Instruction: In the records below, find each line with the word "unicidad" and copy it.

Listing:
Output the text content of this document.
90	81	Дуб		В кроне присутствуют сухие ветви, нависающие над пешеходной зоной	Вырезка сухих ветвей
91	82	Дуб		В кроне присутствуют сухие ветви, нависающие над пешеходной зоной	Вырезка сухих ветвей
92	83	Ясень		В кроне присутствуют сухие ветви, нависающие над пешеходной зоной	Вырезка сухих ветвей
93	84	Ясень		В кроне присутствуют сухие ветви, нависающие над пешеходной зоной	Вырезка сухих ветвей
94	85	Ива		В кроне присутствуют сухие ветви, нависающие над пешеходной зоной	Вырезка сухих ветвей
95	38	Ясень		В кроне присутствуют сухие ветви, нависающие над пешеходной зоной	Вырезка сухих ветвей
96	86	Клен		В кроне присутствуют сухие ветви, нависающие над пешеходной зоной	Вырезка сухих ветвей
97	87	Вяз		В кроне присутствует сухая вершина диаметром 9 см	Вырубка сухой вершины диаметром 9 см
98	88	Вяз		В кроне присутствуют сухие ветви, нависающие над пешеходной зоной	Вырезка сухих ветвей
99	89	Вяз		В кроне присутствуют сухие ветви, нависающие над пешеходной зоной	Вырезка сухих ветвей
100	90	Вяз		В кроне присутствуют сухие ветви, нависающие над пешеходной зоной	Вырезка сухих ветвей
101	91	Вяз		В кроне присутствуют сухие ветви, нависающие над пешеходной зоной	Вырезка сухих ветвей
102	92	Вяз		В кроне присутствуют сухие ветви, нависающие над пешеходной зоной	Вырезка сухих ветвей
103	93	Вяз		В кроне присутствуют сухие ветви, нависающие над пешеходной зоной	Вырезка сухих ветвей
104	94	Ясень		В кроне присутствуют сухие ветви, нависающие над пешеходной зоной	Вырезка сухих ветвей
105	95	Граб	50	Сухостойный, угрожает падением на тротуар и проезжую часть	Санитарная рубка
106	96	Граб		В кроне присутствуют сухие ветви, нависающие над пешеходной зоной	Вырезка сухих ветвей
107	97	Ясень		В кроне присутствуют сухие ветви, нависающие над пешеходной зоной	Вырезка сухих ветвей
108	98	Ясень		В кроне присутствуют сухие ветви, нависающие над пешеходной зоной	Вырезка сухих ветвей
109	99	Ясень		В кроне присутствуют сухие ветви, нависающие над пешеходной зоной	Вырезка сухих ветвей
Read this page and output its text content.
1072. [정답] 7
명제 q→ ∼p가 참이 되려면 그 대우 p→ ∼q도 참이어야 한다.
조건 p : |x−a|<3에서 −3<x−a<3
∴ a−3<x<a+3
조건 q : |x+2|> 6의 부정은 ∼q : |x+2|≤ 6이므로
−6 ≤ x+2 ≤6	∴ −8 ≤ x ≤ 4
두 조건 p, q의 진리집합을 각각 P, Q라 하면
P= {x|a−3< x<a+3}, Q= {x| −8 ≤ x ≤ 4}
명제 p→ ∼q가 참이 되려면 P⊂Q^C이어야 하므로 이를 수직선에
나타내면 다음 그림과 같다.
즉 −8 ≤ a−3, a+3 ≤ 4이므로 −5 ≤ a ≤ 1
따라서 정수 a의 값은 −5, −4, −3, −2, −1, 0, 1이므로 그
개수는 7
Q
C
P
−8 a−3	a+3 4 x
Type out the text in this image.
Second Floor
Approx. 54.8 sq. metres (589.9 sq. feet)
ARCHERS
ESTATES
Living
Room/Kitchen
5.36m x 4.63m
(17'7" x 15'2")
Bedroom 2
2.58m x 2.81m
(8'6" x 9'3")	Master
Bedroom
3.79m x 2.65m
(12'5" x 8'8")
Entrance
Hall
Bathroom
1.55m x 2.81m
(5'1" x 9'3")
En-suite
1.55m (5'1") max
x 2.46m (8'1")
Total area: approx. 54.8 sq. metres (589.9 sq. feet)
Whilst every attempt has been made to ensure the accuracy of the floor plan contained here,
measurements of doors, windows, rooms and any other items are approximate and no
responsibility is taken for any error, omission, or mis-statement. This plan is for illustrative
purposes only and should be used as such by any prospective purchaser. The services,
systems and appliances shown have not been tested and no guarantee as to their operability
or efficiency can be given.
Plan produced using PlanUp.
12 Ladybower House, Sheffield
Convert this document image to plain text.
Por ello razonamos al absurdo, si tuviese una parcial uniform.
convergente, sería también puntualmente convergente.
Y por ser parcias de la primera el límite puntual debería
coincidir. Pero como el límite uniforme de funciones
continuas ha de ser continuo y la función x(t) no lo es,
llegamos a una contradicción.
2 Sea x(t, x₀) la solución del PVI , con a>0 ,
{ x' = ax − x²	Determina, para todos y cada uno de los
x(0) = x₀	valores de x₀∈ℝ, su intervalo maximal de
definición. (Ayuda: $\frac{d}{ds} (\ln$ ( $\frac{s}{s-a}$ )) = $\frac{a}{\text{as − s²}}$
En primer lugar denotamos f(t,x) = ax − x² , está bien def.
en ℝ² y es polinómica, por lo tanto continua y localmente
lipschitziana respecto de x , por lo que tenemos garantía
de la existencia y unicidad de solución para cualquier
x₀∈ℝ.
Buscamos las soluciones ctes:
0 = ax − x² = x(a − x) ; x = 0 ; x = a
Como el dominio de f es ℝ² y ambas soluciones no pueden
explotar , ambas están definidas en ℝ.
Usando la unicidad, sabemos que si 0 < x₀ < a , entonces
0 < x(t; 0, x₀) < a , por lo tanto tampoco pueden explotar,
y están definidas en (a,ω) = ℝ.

Task response:
de la existencia y unicidad de solución para cualquier
Usando la unicidad, sabemos que si 0 < x₀ < a , entonces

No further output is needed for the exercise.